Copy out the records word for word, from their first line through the line containing "cadastral-number-cell: 44:08:040301:151 —", with both of those lines included.

**Dataset records**
"""

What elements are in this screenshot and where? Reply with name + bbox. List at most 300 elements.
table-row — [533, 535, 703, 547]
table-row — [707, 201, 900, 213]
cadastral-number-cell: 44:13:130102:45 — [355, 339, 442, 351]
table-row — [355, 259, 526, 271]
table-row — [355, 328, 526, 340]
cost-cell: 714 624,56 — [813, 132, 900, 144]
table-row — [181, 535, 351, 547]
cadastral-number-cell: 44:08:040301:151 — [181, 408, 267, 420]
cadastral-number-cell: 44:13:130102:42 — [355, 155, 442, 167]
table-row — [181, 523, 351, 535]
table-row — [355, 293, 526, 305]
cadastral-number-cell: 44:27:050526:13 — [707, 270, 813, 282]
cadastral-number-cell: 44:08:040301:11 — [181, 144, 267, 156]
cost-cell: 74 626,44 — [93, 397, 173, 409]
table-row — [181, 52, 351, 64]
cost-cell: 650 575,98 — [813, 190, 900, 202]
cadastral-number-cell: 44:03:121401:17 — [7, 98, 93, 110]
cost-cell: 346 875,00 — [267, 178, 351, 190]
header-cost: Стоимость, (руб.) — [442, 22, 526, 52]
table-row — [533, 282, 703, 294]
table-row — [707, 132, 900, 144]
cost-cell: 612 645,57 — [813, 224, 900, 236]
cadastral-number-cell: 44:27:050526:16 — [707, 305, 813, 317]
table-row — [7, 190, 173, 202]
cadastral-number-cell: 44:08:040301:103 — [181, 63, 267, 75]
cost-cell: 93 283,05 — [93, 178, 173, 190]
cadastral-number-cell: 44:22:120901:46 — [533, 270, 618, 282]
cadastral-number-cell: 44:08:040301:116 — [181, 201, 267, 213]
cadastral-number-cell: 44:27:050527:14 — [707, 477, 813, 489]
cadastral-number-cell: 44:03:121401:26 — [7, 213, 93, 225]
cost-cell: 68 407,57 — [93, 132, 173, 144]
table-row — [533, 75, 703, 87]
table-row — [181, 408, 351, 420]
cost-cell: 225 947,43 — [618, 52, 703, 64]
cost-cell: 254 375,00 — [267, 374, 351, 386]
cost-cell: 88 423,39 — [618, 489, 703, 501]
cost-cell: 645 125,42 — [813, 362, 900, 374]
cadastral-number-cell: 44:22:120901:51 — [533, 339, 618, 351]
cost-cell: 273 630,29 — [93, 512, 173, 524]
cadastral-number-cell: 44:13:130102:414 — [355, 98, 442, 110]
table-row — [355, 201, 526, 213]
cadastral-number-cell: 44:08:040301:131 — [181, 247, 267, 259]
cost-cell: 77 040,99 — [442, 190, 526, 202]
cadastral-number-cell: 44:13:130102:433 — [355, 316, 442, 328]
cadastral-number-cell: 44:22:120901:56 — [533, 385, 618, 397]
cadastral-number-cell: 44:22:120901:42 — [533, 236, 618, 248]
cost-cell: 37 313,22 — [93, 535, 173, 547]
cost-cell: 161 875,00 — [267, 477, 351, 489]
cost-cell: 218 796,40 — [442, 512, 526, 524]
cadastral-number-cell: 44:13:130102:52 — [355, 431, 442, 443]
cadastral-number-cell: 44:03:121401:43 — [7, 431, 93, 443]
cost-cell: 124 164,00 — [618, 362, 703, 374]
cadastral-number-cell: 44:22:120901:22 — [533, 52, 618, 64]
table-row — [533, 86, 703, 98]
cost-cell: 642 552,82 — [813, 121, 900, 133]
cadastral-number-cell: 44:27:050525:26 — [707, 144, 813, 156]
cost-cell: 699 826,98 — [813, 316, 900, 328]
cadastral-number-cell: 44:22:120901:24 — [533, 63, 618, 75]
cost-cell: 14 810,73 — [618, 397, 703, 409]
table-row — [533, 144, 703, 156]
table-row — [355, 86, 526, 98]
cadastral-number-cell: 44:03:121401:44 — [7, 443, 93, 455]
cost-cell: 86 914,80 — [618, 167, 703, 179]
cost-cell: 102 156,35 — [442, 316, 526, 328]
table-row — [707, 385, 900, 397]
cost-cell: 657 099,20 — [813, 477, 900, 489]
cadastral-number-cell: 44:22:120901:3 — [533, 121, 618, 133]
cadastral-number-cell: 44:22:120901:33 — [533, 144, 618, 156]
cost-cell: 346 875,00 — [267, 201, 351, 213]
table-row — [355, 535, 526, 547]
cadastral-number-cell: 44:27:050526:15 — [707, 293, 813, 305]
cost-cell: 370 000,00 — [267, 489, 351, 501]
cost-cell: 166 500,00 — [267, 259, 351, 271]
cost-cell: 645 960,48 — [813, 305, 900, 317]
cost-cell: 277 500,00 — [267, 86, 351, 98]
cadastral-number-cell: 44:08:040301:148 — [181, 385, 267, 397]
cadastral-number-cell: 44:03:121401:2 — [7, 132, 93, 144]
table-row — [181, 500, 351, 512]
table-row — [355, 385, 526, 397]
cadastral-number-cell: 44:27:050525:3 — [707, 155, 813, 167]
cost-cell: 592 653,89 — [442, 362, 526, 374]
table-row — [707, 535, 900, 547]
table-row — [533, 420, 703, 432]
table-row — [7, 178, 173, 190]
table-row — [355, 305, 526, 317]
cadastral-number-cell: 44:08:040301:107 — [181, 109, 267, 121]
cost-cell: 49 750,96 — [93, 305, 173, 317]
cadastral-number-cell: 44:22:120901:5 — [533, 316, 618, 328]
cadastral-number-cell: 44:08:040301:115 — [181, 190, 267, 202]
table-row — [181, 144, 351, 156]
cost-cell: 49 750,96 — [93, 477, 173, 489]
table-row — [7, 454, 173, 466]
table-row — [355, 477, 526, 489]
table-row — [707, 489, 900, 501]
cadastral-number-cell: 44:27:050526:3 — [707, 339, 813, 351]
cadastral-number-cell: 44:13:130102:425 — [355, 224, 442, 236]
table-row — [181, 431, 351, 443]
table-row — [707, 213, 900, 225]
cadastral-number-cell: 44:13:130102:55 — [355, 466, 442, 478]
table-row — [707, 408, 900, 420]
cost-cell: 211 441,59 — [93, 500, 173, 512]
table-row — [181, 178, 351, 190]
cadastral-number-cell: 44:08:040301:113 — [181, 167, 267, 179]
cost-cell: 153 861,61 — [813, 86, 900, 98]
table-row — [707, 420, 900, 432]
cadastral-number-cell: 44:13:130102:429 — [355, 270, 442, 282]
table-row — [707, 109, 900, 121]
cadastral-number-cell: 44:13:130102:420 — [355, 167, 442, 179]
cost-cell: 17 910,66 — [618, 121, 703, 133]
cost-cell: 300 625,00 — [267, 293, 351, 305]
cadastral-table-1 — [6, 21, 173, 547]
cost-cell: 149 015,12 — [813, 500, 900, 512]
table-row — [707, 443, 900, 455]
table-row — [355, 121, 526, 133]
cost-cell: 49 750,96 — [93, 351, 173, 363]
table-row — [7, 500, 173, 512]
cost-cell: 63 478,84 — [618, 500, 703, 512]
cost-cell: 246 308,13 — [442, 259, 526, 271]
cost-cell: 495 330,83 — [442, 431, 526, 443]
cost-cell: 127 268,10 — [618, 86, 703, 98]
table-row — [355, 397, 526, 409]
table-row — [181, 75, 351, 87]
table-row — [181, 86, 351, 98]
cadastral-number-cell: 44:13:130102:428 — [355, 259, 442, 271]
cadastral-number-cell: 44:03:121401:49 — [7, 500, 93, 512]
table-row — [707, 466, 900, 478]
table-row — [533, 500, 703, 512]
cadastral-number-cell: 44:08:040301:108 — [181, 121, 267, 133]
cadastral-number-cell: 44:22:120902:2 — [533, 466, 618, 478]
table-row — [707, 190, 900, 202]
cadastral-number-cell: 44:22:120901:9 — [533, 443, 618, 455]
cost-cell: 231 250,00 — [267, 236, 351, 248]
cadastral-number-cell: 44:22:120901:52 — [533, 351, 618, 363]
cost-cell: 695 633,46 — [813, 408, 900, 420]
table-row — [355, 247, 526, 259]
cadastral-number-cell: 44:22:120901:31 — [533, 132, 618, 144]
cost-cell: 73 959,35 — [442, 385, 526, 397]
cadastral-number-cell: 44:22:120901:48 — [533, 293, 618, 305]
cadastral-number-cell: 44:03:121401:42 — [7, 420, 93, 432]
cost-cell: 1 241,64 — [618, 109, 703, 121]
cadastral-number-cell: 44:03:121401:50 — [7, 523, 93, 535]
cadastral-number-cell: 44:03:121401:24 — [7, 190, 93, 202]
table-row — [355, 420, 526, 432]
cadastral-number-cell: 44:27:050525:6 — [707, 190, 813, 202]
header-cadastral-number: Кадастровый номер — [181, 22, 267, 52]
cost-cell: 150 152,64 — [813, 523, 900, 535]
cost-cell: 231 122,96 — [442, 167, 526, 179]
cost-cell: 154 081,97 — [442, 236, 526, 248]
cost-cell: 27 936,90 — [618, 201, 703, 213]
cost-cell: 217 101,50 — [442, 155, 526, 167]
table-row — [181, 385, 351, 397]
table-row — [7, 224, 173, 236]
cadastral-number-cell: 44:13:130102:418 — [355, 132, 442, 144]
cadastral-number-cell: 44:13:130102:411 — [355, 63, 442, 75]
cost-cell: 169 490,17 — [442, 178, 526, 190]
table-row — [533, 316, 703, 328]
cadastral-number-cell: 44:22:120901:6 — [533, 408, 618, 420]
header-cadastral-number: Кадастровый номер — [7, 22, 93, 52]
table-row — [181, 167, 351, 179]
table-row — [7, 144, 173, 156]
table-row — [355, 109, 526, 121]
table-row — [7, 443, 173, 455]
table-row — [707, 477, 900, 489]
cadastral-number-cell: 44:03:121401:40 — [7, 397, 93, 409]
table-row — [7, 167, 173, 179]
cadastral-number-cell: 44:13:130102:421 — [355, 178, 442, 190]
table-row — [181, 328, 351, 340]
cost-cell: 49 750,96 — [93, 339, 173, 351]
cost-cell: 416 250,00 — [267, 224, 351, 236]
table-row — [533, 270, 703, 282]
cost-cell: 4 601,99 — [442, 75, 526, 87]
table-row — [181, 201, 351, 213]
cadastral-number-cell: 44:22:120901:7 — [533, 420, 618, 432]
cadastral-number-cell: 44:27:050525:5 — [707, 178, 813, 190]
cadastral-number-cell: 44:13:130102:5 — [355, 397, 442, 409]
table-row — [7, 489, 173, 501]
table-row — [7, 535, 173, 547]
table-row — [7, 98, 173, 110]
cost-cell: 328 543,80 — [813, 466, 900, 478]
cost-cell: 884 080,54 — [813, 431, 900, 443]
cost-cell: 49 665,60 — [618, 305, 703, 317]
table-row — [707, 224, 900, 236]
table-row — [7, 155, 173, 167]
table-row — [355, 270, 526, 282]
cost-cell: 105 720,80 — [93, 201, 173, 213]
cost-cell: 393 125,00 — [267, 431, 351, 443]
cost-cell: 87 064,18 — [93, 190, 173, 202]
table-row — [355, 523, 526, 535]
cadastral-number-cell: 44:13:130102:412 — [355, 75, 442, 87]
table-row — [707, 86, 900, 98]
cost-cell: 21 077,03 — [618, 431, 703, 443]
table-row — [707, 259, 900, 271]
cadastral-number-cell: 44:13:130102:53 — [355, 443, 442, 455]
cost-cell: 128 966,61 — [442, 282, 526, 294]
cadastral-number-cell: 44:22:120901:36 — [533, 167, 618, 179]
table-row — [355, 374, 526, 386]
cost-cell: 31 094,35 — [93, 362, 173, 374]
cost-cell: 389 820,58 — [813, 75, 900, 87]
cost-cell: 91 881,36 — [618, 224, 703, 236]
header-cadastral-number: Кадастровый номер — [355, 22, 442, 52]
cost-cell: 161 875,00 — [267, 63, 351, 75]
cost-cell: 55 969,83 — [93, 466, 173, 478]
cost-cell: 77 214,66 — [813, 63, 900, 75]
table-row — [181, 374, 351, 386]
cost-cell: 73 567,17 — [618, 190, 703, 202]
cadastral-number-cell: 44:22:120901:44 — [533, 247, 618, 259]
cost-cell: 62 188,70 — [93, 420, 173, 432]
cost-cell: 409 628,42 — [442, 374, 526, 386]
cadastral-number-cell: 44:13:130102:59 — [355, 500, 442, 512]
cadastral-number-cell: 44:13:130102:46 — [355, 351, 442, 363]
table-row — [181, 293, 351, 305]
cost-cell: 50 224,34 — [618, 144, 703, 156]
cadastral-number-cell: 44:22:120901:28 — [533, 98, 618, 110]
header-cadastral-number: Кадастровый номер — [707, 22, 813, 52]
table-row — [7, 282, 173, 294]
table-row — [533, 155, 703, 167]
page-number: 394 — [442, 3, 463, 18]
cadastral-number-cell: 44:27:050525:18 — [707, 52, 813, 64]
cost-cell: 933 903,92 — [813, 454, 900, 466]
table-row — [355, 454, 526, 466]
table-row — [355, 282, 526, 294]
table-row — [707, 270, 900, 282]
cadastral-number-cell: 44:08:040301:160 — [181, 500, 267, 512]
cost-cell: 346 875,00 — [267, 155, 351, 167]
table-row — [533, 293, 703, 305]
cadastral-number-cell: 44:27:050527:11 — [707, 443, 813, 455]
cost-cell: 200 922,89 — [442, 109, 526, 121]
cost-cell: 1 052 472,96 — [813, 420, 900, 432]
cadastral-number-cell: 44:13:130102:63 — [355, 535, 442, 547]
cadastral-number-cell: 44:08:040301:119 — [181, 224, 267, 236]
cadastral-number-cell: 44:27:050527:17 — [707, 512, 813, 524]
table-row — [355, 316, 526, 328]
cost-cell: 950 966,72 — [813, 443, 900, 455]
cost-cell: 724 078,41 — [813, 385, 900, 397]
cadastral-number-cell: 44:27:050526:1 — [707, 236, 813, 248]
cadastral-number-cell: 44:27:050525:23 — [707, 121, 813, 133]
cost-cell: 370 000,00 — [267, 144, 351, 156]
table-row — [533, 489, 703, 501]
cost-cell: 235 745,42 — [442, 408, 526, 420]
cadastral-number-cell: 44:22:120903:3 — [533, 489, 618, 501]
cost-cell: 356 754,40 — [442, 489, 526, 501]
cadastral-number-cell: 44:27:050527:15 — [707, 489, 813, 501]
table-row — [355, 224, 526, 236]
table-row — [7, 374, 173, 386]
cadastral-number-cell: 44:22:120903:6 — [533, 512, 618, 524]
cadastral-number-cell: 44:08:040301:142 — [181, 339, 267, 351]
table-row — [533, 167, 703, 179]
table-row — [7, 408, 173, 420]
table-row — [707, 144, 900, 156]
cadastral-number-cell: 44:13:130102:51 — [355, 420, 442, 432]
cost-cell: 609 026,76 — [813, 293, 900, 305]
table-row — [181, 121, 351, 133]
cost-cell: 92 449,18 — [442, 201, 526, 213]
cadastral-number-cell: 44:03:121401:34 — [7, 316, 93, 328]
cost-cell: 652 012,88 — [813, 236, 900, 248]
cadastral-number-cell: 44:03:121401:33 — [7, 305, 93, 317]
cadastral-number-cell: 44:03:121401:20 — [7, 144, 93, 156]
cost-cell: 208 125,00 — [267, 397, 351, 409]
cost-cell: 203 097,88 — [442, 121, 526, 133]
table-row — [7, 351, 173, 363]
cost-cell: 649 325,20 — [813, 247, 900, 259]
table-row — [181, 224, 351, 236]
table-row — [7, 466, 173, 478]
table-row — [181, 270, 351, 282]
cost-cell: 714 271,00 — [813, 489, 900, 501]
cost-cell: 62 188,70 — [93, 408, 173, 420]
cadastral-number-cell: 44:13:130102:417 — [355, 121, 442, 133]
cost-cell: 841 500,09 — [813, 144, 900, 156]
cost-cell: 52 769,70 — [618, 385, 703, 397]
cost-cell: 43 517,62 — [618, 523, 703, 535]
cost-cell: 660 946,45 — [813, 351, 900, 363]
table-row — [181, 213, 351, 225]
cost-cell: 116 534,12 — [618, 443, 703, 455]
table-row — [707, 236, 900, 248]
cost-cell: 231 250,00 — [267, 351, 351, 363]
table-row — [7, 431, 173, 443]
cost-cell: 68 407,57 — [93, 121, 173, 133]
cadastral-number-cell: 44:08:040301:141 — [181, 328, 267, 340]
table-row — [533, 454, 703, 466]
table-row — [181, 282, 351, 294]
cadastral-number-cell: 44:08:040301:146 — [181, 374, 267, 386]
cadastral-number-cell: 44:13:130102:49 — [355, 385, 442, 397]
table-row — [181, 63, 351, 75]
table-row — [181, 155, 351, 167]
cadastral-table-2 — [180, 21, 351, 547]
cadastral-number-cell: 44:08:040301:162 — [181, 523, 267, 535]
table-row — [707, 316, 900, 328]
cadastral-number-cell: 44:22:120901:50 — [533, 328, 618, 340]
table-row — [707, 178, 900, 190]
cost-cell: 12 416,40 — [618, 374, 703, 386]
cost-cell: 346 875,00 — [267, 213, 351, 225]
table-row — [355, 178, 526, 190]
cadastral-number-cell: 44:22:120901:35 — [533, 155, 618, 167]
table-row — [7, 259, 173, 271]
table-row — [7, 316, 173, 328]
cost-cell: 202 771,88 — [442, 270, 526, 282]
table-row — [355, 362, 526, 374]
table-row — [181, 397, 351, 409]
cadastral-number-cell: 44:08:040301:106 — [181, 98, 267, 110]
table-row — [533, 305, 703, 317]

"""

**Complete output**
What elements are in this screenshot and where? Reply with name + bbox. List at most 300 elements.
table-row — [533, 535, 703, 547]
table-row — [707, 201, 900, 213]
cadastral-number-cell: 44:13:130102:45 — [355, 339, 442, 351]
table-row — [355, 259, 526, 271]
table-row — [355, 328, 526, 340]
cost-cell: 714 624,56 — [813, 132, 900, 144]
table-row — [181, 535, 351, 547]
cadastral-number-cell: 44:08:040301:151 — [181, 408, 267, 420]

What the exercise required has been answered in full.